| Written problem |
Look for the string "rotate" and copy every line that has it.

(Rows from a dataset)
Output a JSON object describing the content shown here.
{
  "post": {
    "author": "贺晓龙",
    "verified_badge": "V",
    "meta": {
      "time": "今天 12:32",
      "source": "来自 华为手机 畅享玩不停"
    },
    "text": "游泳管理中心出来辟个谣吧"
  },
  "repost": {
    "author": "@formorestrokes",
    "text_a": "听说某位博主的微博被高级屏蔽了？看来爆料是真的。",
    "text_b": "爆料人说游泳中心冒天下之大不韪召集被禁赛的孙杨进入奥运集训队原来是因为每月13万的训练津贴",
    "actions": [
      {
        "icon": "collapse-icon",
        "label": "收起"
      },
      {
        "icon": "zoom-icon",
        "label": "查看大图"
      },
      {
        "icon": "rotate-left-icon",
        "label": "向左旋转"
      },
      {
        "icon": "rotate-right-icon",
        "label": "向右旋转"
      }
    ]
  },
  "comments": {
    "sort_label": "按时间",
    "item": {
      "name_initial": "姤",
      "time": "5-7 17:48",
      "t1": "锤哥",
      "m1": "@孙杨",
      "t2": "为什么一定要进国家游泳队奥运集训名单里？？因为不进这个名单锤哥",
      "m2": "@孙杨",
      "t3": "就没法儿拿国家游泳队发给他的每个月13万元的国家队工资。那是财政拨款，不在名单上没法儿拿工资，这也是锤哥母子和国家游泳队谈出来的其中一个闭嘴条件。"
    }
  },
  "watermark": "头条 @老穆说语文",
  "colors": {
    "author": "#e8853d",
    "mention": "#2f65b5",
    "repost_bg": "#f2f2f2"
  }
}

| The result |
        "icon": "rotate-left-icon",
        "icon": "rotate-right-icon",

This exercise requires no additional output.